Problem to solve:
Search the entries below. Return every line that has "this" in it.

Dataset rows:
----------------------------------------
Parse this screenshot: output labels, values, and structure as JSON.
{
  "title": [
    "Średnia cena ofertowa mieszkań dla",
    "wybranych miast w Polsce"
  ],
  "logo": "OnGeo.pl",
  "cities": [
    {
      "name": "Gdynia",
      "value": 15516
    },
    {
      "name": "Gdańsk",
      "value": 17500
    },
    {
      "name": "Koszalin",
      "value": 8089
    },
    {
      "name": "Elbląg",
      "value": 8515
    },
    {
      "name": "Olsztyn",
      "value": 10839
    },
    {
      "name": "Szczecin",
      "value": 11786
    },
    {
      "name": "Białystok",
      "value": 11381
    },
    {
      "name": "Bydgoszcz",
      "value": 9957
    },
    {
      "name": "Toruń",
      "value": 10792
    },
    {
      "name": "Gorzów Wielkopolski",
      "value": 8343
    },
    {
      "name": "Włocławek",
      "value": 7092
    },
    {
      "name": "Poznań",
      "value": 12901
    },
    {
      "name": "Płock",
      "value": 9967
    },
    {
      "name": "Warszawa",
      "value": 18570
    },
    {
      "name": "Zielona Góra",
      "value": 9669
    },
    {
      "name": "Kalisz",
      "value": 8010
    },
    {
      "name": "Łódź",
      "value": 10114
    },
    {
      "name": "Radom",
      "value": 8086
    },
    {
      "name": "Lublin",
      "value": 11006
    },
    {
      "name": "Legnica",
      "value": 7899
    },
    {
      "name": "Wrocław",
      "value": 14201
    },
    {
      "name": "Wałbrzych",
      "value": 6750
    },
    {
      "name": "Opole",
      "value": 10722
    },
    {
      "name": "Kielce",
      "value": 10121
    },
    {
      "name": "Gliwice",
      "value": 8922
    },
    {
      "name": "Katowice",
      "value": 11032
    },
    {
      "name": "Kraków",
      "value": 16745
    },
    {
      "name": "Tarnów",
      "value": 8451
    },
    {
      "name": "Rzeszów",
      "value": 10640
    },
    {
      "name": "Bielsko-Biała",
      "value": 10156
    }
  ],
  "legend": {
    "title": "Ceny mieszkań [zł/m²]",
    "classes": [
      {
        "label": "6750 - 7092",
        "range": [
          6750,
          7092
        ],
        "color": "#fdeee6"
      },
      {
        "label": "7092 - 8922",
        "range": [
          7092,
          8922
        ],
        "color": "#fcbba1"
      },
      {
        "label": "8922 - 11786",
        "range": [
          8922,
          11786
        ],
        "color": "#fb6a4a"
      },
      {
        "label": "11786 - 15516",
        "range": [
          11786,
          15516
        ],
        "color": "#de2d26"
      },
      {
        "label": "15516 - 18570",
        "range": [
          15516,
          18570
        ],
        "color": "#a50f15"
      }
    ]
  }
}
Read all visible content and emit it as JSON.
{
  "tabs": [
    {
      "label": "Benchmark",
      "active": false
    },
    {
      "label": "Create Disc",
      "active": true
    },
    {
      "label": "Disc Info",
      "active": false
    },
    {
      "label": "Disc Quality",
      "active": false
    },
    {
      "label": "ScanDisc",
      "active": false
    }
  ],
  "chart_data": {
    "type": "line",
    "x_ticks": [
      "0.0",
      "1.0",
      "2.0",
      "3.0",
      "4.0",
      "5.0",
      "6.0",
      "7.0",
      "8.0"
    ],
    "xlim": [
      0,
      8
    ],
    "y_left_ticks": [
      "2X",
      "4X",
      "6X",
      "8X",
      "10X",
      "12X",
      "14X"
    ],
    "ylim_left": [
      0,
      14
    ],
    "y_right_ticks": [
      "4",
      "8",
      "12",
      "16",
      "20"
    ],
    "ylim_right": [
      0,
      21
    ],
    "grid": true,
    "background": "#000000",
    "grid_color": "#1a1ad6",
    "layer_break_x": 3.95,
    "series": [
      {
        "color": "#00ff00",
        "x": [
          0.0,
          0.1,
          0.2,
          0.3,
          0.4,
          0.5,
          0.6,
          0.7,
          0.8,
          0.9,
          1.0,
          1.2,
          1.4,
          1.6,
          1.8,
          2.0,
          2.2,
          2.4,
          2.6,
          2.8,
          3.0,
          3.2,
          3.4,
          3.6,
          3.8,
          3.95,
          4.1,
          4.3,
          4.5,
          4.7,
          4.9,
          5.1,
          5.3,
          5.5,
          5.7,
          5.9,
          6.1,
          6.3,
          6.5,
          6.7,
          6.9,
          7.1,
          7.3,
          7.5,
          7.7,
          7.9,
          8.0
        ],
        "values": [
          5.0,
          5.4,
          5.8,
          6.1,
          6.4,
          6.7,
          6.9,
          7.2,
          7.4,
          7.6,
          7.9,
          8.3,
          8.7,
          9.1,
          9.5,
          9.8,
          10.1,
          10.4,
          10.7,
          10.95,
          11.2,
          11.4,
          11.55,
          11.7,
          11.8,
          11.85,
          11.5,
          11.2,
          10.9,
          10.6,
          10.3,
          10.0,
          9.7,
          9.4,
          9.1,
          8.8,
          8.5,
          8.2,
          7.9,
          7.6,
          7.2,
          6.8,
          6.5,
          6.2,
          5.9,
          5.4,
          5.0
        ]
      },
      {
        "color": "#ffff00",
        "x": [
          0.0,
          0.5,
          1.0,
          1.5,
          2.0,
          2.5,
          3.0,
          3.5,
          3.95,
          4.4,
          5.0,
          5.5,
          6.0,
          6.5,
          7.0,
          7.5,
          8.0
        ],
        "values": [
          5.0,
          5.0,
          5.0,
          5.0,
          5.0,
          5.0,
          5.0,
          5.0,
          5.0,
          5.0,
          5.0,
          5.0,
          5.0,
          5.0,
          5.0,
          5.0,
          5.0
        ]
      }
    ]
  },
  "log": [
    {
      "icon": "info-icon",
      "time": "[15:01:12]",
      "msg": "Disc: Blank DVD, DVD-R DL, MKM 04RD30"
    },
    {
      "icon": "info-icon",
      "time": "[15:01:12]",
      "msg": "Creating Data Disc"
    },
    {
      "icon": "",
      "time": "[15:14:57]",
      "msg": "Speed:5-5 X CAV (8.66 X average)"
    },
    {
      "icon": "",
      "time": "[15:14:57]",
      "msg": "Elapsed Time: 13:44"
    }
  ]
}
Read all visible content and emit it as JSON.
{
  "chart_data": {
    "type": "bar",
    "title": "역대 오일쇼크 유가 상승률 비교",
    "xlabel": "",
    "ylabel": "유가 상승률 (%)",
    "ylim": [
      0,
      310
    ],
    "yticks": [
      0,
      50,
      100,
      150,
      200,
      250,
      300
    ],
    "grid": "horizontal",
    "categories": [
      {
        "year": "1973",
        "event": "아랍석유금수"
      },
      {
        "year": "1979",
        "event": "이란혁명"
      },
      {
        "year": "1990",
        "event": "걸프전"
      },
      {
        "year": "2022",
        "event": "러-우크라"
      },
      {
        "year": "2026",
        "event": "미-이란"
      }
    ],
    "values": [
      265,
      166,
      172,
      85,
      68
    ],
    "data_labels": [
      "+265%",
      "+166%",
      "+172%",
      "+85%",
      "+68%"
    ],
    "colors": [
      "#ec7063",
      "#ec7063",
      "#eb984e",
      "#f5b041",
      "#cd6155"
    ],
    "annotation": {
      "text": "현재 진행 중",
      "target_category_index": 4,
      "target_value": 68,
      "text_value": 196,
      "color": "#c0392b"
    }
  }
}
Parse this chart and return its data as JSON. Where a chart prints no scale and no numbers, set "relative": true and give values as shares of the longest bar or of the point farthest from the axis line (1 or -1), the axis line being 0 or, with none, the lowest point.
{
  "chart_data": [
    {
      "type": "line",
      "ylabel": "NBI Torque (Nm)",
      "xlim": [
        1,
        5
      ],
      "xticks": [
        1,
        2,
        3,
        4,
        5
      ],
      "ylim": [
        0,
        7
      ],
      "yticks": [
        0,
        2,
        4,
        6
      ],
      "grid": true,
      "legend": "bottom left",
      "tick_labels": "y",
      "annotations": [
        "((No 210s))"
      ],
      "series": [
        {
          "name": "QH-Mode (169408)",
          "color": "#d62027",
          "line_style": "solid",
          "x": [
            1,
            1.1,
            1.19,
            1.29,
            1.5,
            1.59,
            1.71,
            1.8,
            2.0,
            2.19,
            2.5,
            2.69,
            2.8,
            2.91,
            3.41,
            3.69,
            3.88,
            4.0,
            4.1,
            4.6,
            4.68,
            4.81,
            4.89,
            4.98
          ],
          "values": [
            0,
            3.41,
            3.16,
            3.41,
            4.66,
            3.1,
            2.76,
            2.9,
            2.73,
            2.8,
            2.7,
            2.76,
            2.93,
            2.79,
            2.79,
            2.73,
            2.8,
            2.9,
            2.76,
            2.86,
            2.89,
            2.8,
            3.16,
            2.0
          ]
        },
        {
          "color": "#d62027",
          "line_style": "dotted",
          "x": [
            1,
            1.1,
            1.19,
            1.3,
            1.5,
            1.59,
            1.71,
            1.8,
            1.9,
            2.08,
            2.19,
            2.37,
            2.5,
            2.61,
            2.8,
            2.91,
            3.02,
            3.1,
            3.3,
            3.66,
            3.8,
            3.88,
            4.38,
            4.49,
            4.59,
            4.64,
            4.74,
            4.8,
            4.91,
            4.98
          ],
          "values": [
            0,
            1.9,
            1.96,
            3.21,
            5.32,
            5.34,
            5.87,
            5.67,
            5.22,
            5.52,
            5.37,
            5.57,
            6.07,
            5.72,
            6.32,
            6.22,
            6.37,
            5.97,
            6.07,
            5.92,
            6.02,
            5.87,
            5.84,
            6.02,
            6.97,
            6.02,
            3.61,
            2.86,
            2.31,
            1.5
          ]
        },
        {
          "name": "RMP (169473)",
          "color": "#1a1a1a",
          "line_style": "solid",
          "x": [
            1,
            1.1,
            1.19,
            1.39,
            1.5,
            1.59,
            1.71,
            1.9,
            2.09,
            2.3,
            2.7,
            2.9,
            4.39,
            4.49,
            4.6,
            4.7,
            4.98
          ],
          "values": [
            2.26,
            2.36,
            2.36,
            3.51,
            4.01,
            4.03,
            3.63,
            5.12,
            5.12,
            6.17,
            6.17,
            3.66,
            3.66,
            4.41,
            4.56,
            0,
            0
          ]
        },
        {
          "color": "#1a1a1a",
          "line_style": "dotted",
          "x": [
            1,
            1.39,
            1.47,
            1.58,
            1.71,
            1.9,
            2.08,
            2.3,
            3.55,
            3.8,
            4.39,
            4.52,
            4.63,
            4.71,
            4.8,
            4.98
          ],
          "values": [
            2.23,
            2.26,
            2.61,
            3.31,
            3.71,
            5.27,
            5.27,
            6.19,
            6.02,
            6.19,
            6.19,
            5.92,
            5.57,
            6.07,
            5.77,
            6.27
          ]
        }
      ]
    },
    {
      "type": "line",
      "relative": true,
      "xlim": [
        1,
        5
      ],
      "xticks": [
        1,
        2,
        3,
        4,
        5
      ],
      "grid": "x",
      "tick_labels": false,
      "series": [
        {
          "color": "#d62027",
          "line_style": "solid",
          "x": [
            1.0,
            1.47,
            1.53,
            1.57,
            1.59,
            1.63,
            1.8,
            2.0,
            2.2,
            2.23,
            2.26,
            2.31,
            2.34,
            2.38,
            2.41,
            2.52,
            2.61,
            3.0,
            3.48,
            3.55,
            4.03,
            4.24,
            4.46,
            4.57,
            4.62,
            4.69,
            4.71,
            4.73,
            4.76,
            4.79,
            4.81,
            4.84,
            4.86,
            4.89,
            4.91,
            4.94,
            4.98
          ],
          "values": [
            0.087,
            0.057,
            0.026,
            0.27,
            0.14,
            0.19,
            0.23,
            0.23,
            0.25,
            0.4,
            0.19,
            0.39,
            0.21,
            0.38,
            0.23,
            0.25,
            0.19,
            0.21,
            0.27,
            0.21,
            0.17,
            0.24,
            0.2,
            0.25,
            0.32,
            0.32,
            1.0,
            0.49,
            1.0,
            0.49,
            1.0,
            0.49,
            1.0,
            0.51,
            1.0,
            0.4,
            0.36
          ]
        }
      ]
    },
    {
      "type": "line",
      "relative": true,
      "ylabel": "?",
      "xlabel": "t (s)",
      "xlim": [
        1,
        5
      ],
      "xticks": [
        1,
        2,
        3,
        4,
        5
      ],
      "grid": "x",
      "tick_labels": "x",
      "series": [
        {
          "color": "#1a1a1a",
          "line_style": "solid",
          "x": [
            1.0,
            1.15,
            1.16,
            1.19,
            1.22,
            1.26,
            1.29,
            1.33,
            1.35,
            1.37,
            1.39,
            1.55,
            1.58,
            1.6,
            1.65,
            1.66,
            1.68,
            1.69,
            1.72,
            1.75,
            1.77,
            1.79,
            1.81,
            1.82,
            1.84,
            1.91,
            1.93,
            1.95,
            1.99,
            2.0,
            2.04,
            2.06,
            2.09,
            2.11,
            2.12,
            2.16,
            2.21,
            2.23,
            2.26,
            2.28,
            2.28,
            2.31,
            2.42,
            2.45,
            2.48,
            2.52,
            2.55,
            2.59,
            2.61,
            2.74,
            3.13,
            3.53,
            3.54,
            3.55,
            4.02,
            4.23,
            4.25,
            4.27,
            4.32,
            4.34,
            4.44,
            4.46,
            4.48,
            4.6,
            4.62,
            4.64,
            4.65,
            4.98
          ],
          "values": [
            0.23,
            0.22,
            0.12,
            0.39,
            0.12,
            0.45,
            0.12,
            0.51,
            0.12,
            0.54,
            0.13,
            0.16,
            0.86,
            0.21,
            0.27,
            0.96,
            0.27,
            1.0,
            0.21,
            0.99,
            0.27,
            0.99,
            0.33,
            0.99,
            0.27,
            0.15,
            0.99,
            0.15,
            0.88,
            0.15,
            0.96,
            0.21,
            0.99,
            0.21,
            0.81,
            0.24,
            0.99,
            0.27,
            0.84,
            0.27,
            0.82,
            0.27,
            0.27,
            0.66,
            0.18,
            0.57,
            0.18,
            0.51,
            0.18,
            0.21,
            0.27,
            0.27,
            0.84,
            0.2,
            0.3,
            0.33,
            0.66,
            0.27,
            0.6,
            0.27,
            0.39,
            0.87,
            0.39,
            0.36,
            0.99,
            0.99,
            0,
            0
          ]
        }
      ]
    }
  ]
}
----------------------------------------
Solved problem:
Parse this screenshot: output labels, values, and structure as JSON.
Parse this chart and return its data as JSON. Where a chart prints no scale and no numbers, set "relative": true and give values as shares of the longest bar or of the point farthest from the axis line (1 or -1), the axis line being 0 or, with none, the lowest point.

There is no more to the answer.